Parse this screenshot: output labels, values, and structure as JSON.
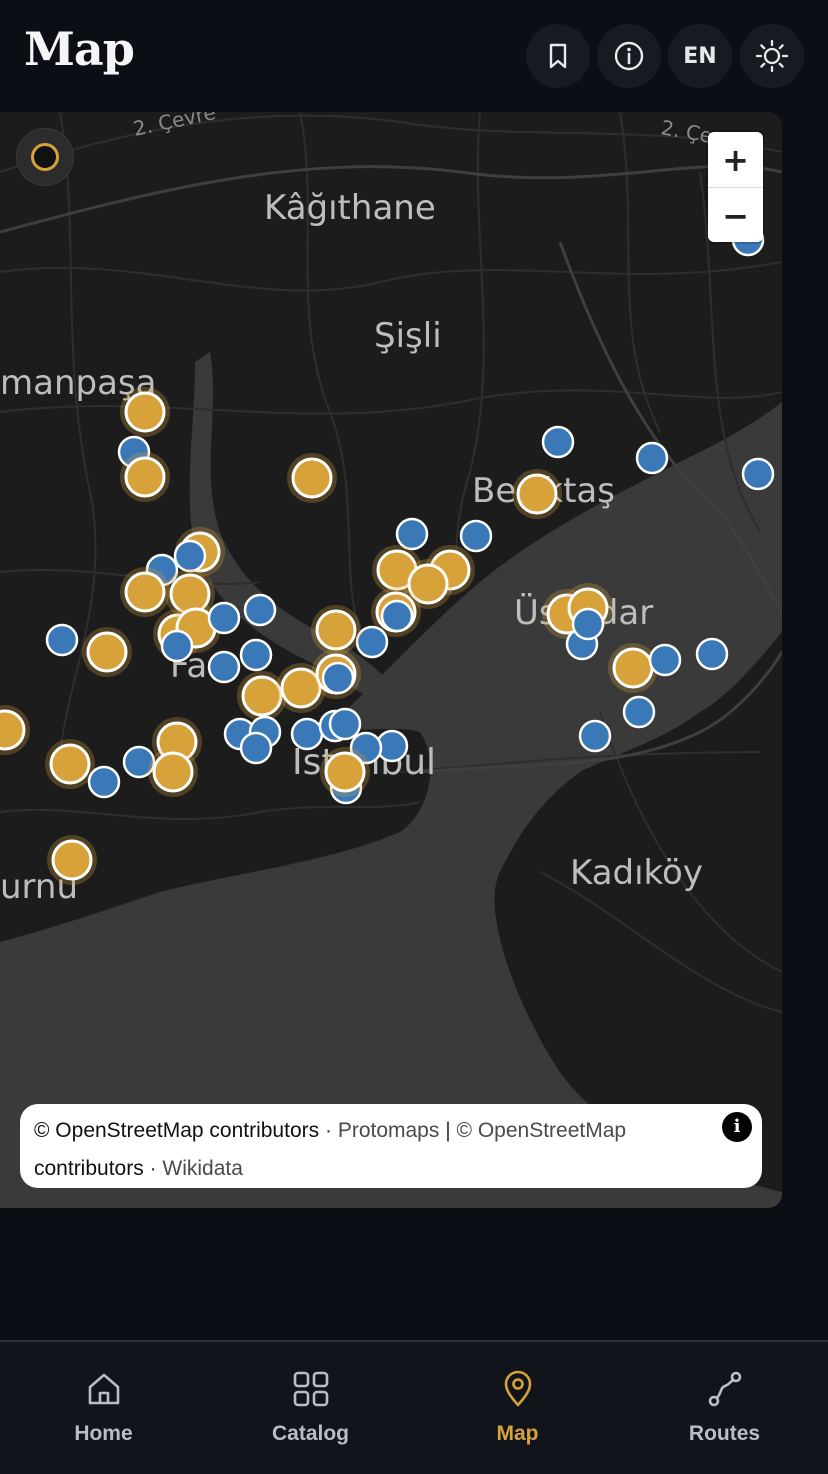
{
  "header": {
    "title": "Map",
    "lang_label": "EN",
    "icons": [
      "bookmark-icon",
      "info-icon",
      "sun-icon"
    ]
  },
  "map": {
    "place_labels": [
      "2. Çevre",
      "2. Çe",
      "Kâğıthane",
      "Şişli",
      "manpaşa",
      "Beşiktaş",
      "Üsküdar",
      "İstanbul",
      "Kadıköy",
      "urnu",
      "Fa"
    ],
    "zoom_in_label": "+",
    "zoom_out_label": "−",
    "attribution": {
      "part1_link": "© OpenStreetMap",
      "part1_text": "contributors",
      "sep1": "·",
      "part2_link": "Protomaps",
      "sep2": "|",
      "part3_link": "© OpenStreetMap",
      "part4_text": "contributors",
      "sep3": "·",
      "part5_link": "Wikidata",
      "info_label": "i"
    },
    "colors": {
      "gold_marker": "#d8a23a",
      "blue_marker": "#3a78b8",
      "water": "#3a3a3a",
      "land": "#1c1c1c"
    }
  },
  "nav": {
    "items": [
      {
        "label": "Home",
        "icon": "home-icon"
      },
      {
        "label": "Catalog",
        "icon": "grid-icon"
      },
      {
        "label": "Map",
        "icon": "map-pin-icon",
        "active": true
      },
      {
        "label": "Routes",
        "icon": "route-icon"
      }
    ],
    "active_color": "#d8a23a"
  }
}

- _WORK REQUIRED_
Return each line exactly as written. Any picture gets left out.

- _OUTPUT OF THE EXERCISE_
Parse this screenshot: output labels, values, and structure as JSON.
{
  "header": {
    "title": "Map",
    "lang_label": "EN",
    "icons": [
      "bookmark-icon",
      "info-icon",
      "sun-icon"
    ]
  },
  "map": {
    "place_labels": [
      "2. Çevre",
      "2. Çe",
      "Kâğıthane",
      "Şişli",
      "manpaşa",
      "Beşiktaş",
      "Üsküdar",
      "İstanbul",
      "Kadıköy",
      "urnu",
      "Fa"
    ],
    "zoom_in_label": "+",
    "zoom_out_label": "−",
    "attribution": {
      "part1_link": "© OpenStreetMap",
      "part1_text": "contributors",
      "sep1": "·",
      "part2_link": "Protomaps",
      "sep2": "|",
      "part3_link": "© OpenStreetMap",
      "part4_text": "contributors",
      "sep3": "·",
      "part5_link": "Wikidata",
      "info_label": "i"
    },
    "colors": {
      "gold_marker": "#d8a23a",
      "blue_marker": "#3a78b8",
      "water": "#3a3a3a",
      "land": "#1c1c1c"
    }
  },
  "nav": {
    "items": [
      {
        "label": "Home",
        "icon": "home-icon"
      },
      {
        "label": "Catalog",
        "icon": "grid-icon"
      },
      {
        "label": "Map",
        "icon": "map-pin-icon",
        "active": true
      },
      {
        "label": "Routes",
        "icon": "route-icon"
      }
    ],
    "active_color": "#d8a23a"
  }
}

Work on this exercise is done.